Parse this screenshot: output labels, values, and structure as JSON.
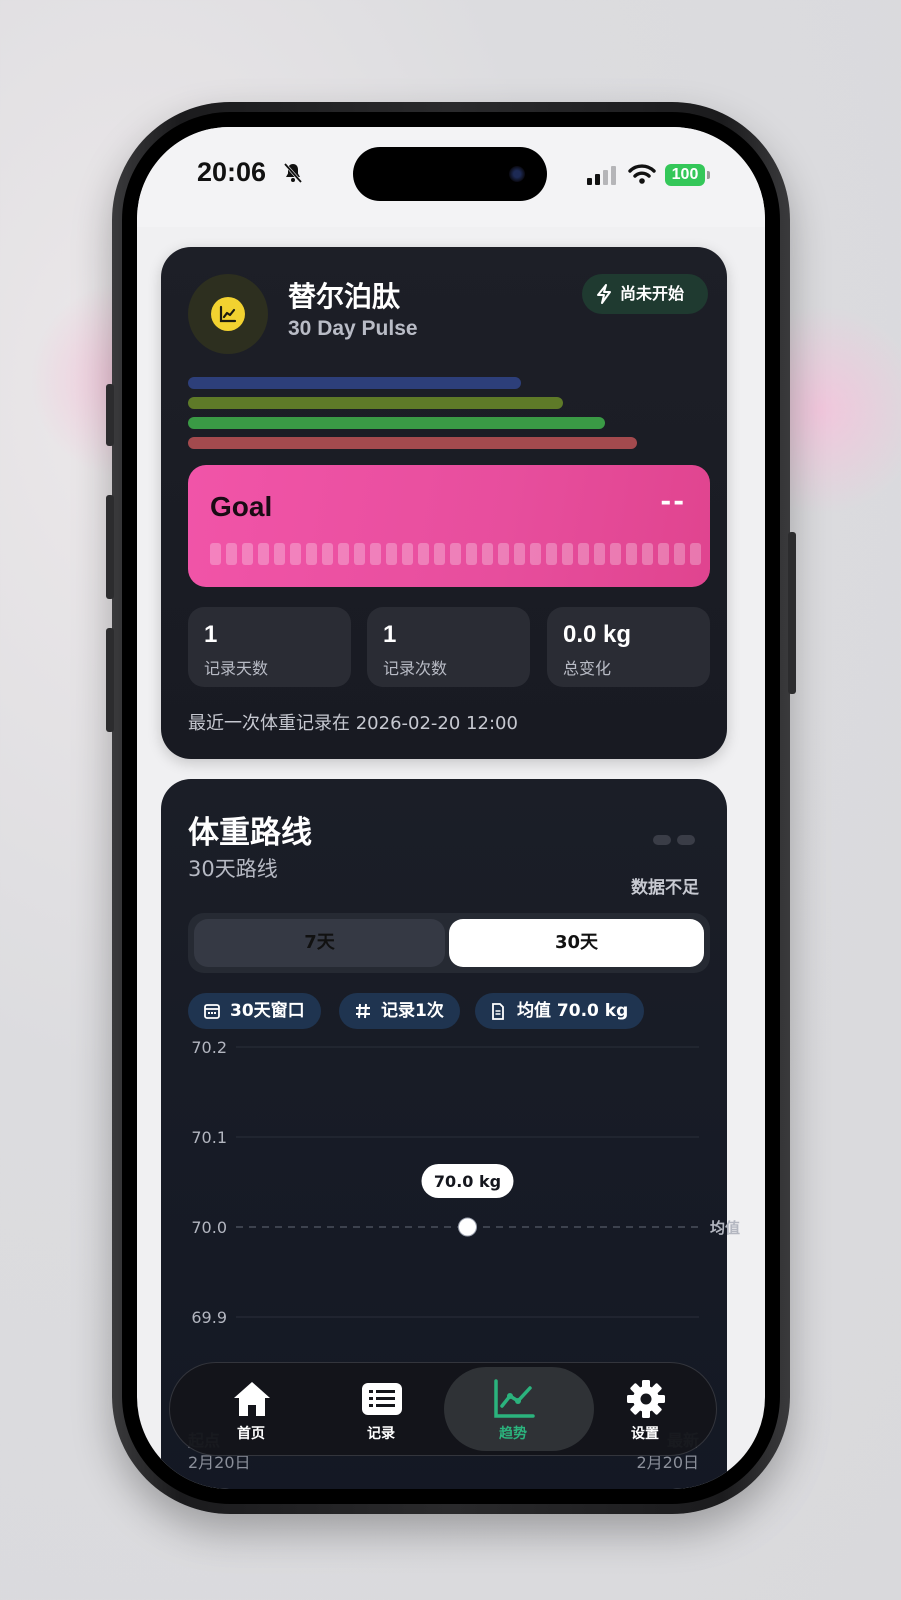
{
  "status_bar": {
    "time": "20:06",
    "battery": "100"
  },
  "peptide_card": {
    "title": "替尔泊肽",
    "subtitle": "30 Day Pulse",
    "status": "尚未开始",
    "goal": {
      "label": "Goal",
      "value": "--"
    },
    "stats": [
      {
        "value": "1",
        "label": "记录天数"
      },
      {
        "value": "1",
        "label": "记录次数"
      },
      {
        "value": "0.0 kg",
        "label": "总变化"
      }
    ],
    "last_record": "最近一次体重记录在 2026-02-20 12:00"
  },
  "weight_card": {
    "title": "体重路线",
    "subtitle": "30天路线",
    "data_status": "数据不足",
    "range_options": [
      "7天",
      "30天"
    ],
    "selected_range": "30天",
    "chips": [
      {
        "icon": "calendar-icon",
        "label": "30天窗口"
      },
      {
        "icon": "hash-icon",
        "label": "记录1次"
      },
      {
        "icon": "document-icon",
        "label": "均值 70.0 kg"
      }
    ],
    "axis_start": {
      "label": "起点",
      "date": "2月20日"
    },
    "axis_end": {
      "label": "最新",
      "date": "2月20日"
    }
  },
  "chart_data": {
    "type": "line",
    "y_ticks": [
      "70.2",
      "70.1",
      "70.0",
      "69.9"
    ],
    "ylim": [
      69.9,
      70.2
    ],
    "points": [
      {
        "x": "2月20日",
        "y": 70.0
      }
    ],
    "point_label": "70.0 kg",
    "mean": 70.0,
    "mean_label": "均值",
    "grid": true
  },
  "tabbar": {
    "items": [
      {
        "label": "首页",
        "icon": "home-icon"
      },
      {
        "label": "记录",
        "icon": "list-icon"
      },
      {
        "label": "趋势",
        "icon": "trend-icon"
      },
      {
        "label": "设置",
        "icon": "gear-icon"
      }
    ],
    "active": "趋势"
  },
  "colors": {
    "accent_green": "#2bb37d",
    "goal_pink": "#ec4e9f",
    "bar_blue": "#2d3f7a",
    "bar_olive": "#5e7a28",
    "bar_green": "#3a9a45",
    "bar_red": "#a34a4e"
  }
}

════════

WHAT NEEDS TO BE DONE:
Excluding pictures, reproduce the listing above exactly as it stands.

RESULT FOR THIS EXERCISE:
Parse this screenshot: output labels, values, and structure as JSON.
{
  "status_bar": {
    "time": "20:06",
    "battery": "100"
  },
  "peptide_card": {
    "title": "替尔泊肽",
    "subtitle": "30 Day Pulse",
    "status": "尚未开始",
    "goal": {
      "label": "Goal",
      "value": "--"
    },
    "stats": [
      {
        "value": "1",
        "label": "记录天数"
      },
      {
        "value": "1",
        "label": "记录次数"
      },
      {
        "value": "0.0 kg",
        "label": "总变化"
      }
    ],
    "last_record": "最近一次体重记录在 2026-02-20 12:00"
  },
  "weight_card": {
    "title": "体重路线",
    "subtitle": "30天路线",
    "data_status": "数据不足",
    "range_options": [
      "7天",
      "30天"
    ],
    "selected_range": "30天",
    "chips": [
      {
        "icon": "calendar-icon",
        "label": "30天窗口"
      },
      {
        "icon": "hash-icon",
        "label": "记录1次"
      },
      {
        "icon": "document-icon",
        "label": "均值 70.0 kg"
      }
    ],
    "axis_start": {
      "label": "起点",
      "date": "2月20日"
    },
    "axis_end": {
      "label": "最新",
      "date": "2月20日"
    }
  },
  "chart_data": {
    "type": "line",
    "y_ticks": [
      "70.2",
      "70.1",
      "70.0",
      "69.9"
    ],
    "ylim": [
      69.9,
      70.2
    ],
    "points": [
      {
        "x": "2月20日",
        "y": 70.0
      }
    ],
    "point_label": "70.0 kg",
    "mean": 70.0,
    "mean_label": "均值",
    "grid": true
  },
  "tabbar": {
    "items": [
      {
        "label": "首页",
        "icon": "home-icon"
      },
      {
        "label": "记录",
        "icon": "list-icon"
      },
      {
        "label": "趋势",
        "icon": "trend-icon"
      },
      {
        "label": "设置",
        "icon": "gear-icon"
      }
    ],
    "active": "趋势"
  },
  "colors": {
    "accent_green": "#2bb37d",
    "goal_pink": "#ec4e9f",
    "bar_blue": "#2d3f7a",
    "bar_olive": "#5e7a28",
    "bar_green": "#3a9a45",
    "bar_red": "#a34a4e"
  }
}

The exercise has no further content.